··· Material provided ···

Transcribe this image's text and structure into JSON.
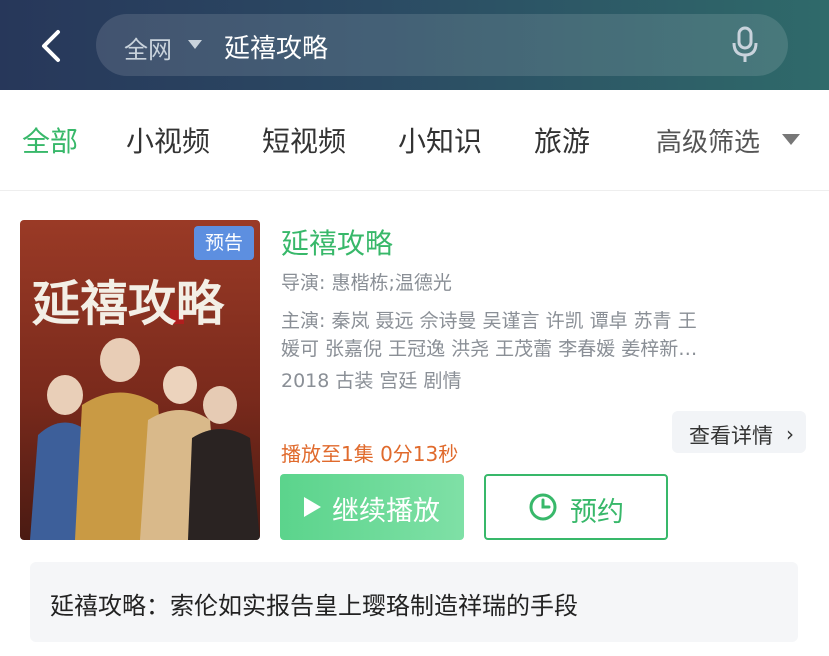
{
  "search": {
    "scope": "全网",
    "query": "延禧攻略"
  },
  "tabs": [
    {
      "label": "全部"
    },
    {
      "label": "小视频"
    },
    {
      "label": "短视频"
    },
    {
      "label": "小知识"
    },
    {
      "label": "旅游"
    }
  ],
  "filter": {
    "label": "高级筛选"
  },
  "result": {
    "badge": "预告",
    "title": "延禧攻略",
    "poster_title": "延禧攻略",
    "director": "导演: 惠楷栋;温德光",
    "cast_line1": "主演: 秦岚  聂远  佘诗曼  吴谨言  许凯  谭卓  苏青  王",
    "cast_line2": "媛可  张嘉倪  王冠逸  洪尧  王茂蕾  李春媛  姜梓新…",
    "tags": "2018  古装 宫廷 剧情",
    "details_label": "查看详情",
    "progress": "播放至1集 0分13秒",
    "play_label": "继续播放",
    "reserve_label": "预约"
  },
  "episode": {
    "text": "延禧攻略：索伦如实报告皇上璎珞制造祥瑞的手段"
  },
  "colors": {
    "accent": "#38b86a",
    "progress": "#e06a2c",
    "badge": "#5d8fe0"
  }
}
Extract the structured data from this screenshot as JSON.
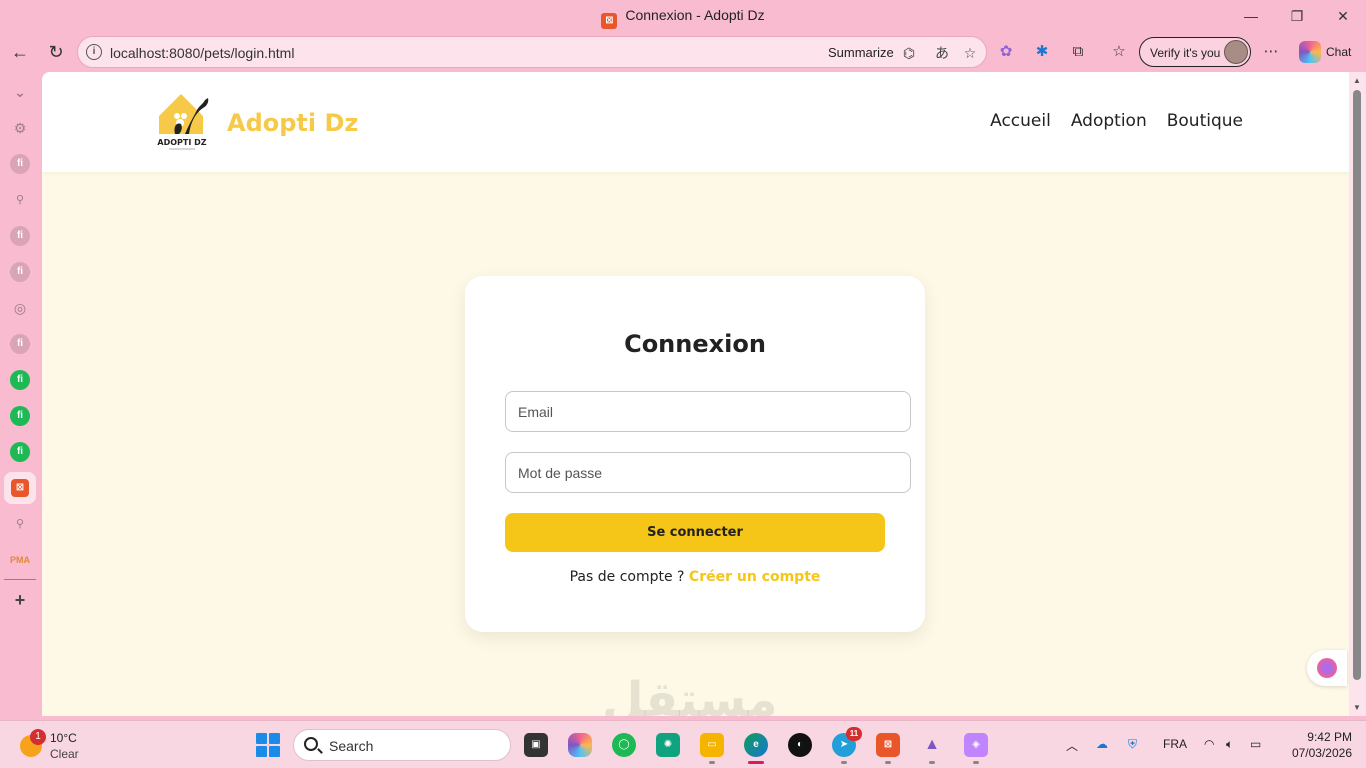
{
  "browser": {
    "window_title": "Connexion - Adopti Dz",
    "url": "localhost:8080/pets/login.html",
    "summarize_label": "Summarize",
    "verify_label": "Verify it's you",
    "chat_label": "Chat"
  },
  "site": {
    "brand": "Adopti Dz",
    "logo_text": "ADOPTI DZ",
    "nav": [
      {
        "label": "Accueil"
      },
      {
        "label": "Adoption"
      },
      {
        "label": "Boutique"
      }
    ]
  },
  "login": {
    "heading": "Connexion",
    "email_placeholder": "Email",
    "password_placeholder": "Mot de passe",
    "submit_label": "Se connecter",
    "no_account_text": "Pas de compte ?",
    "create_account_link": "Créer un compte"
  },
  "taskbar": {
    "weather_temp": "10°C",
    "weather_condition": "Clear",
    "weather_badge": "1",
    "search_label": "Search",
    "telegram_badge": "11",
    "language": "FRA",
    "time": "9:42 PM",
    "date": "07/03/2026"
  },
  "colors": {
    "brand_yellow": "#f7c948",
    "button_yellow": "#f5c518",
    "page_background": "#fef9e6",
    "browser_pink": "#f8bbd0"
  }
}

···
··· Material provided ···

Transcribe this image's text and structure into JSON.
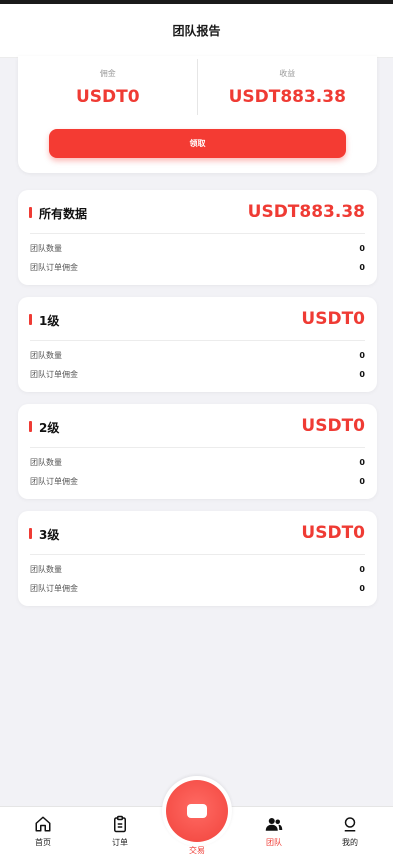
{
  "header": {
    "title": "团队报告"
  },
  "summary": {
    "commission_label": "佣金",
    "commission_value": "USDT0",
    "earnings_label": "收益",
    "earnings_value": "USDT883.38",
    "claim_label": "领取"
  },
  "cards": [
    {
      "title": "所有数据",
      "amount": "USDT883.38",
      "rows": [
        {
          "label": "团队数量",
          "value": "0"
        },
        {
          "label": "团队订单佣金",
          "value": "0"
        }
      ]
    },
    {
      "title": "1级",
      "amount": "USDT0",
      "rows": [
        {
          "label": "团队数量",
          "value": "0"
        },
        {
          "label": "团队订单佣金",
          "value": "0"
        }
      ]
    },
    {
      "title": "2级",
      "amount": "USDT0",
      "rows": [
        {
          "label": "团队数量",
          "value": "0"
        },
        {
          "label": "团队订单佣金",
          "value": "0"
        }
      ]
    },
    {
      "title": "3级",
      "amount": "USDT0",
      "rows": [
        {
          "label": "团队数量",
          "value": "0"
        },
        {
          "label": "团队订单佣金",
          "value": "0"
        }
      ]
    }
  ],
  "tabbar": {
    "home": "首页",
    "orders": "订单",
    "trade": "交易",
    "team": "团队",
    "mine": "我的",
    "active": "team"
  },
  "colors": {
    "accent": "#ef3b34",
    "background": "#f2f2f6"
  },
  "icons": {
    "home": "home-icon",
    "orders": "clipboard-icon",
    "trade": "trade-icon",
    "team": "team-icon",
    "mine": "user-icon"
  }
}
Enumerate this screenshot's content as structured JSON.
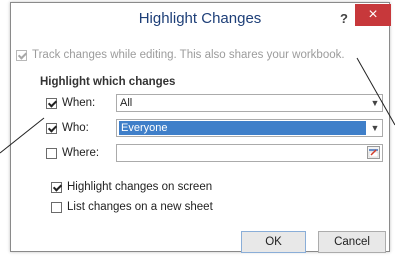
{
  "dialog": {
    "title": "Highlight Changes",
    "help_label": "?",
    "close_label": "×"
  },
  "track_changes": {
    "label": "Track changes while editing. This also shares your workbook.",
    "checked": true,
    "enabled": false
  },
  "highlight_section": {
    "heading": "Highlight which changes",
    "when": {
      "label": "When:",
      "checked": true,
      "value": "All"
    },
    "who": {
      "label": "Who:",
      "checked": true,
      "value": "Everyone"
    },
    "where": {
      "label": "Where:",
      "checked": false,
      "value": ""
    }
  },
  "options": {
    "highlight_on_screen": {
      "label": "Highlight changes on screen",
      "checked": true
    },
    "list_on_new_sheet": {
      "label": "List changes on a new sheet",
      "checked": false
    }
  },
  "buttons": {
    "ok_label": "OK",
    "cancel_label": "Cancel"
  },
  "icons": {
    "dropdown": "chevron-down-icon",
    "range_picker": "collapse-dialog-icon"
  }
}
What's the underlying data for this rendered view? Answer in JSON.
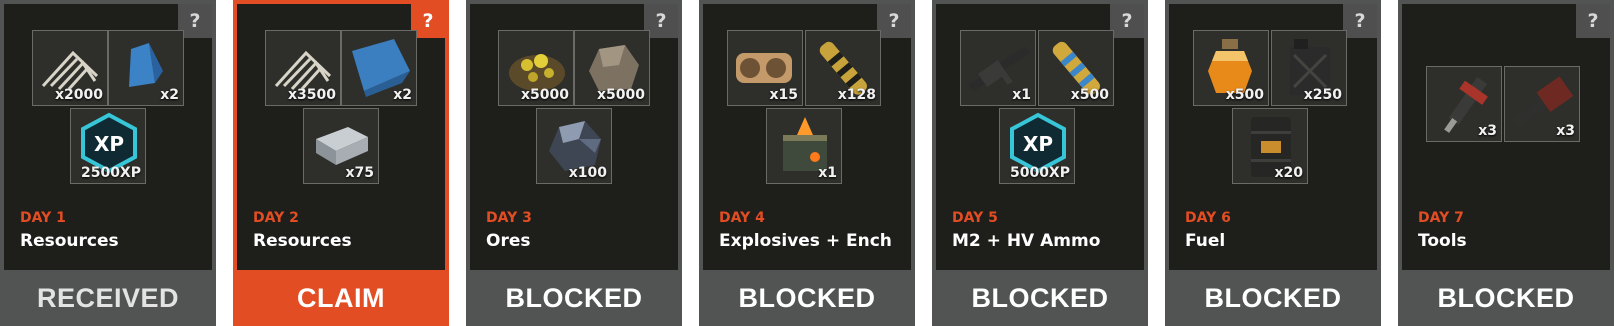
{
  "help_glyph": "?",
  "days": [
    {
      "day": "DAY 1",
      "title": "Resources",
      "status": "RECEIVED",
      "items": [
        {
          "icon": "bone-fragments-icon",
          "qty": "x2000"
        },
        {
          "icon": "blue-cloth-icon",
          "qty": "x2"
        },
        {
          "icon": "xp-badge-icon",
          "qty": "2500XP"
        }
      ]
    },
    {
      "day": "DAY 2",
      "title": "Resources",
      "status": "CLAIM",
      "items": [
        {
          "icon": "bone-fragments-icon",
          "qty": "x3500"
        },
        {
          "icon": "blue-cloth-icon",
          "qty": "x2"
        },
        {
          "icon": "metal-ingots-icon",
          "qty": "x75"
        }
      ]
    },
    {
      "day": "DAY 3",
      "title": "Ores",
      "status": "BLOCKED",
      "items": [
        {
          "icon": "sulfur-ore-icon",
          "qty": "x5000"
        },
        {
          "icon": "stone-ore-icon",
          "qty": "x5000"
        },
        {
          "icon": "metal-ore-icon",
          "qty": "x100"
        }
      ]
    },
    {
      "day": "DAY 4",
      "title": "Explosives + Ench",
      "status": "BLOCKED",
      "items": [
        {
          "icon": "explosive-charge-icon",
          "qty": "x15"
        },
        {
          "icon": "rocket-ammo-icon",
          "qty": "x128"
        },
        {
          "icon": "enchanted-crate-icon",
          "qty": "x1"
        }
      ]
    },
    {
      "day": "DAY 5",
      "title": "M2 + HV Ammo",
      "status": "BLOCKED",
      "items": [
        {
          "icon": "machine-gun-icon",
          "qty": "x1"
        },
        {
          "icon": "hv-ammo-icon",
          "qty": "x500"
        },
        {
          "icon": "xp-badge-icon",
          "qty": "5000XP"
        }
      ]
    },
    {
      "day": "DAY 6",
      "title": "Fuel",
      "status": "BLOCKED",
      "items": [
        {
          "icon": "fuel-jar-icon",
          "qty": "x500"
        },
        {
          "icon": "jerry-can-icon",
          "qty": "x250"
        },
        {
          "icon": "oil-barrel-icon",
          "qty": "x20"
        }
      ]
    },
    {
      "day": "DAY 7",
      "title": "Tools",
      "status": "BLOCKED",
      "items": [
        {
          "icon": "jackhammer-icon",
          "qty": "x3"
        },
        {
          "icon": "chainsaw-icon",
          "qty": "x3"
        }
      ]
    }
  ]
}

···

Task description: Across the material above, how many lines include the string "data"? Only the number is wanted.

Written response: 2